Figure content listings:
-=-=-

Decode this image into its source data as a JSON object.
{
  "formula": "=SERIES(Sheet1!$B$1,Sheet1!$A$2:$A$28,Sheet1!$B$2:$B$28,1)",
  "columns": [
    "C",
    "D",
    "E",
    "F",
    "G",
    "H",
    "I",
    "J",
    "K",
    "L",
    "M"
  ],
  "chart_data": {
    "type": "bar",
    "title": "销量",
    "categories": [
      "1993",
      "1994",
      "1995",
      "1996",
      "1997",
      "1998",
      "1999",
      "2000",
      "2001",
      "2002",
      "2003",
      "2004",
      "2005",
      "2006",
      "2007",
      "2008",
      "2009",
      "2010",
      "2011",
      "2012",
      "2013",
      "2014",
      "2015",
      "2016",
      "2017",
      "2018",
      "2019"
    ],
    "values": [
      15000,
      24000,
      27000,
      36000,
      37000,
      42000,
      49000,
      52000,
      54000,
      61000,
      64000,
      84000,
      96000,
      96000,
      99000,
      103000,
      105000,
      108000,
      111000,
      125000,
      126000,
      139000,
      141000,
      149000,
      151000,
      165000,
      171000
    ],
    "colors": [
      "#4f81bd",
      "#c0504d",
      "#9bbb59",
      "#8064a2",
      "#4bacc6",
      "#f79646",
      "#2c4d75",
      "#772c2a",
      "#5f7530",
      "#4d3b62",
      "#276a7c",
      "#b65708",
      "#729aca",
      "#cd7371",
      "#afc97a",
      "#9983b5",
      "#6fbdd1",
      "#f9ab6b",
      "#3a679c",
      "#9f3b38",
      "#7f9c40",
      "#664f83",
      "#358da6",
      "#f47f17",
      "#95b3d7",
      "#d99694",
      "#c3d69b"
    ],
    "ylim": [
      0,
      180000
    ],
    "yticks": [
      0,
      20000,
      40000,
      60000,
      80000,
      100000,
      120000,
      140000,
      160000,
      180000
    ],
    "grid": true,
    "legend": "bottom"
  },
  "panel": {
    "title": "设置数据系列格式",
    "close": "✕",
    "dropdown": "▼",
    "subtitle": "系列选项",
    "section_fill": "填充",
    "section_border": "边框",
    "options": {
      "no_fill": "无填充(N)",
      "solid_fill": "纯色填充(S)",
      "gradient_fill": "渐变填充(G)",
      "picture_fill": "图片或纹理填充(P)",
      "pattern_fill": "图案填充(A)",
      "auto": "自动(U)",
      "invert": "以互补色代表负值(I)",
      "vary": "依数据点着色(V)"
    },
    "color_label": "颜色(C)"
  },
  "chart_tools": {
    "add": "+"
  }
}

-=-=-

**Direction**:
Reproduce every record, matching each line exactly.

**Task response**:
Decode this image into its source data as a JSON object.
{
  "formula": "=SERIES(Sheet1!$B$1,Sheet1!$A$2:$A$28,Sheet1!$B$2:$B$28,1)",
  "columns": [
    "C",
    "D",
    "E",
    "F",
    "G",
    "H",
    "I",
    "J",
    "K",
    "L",
    "M"
  ],
  "chart_data": {
    "type": "bar",
    "title": "销量",
    "categories": [
      "1993",
      "1994",
      "1995",
      "1996",
      "1997",
      "1998",
      "1999",
      "2000",
      "2001",
      "2002",
      "2003",
      "2004",
      "2005",
      "2006",
      "2007",
      "2008",
      "2009",
      "2010",
      "2011",
      "2012",
      "2013",
      "2014",
      "2015",
      "2016",
      "2017",
      "2018",
      "2019"
    ],
    "values": [
      15000,
      24000,
      27000,
      36000,
      37000,
      42000,
      49000,
      52000,
      54000,
      61000,
      64000,
      84000,
      96000,
      96000,
      99000,
      103000,
      105000,
      108000,
      111000,
      125000,
      126000,
      139000,
      141000,
      149000,
      151000,
      165000,
      171000
    ],
    "colors": [
      "#4f81bd",
      "#c0504d",
      "#9bbb59",
      "#8064a2",
      "#4bacc6",
      "#f79646",
      "#2c4d75",
      "#772c2a",
      "#5f7530",
      "#4d3b62",
      "#276a7c",
      "#b65708",
      "#729aca",
      "#cd7371",
      "#afc97a",
      "#9983b5",
      "#6fbdd1",
      "#f9ab6b",
      "#3a679c",
      "#9f3b38",
      "#7f9c40",
      "#664f83",
      "#358da6",
      "#f47f17",
      "#95b3d7",
      "#d99694",
      "#c3d69b"
    ],
    "ylim": [
      0,
      180000
    ],
    "yticks": [
      0,
      20000,
      40000,
      60000,
      80000,
      100000,
      120000,
      140000,
      160000,
      180000
    ],
    "grid": true,
    "legend": "bottom"
  },
  "panel": {
    "title": "设置数据系列格式",
    "close": "✕",
    "dropdown": "▼",
    "subtitle": "系列选项",
    "section_fill": "填充",
    "section_border": "边框",
    "options": {
      "no_fill": "无填充(N)",
      "solid_fill": "纯色填充(S)",
      "gradient_fill": "渐变填充(G)",
      "picture_fill": "图片或纹理填充(P)",
      "pattern_fill": "图案填充(A)",
      "auto": "自动(U)",
      "invert": "以互补色代表负值(I)",
      "vary": "依数据点着色(V)"
    },
    "color_label": "颜色(C)"
  },
  "chart_tools": {
    "add": "+"
  }
}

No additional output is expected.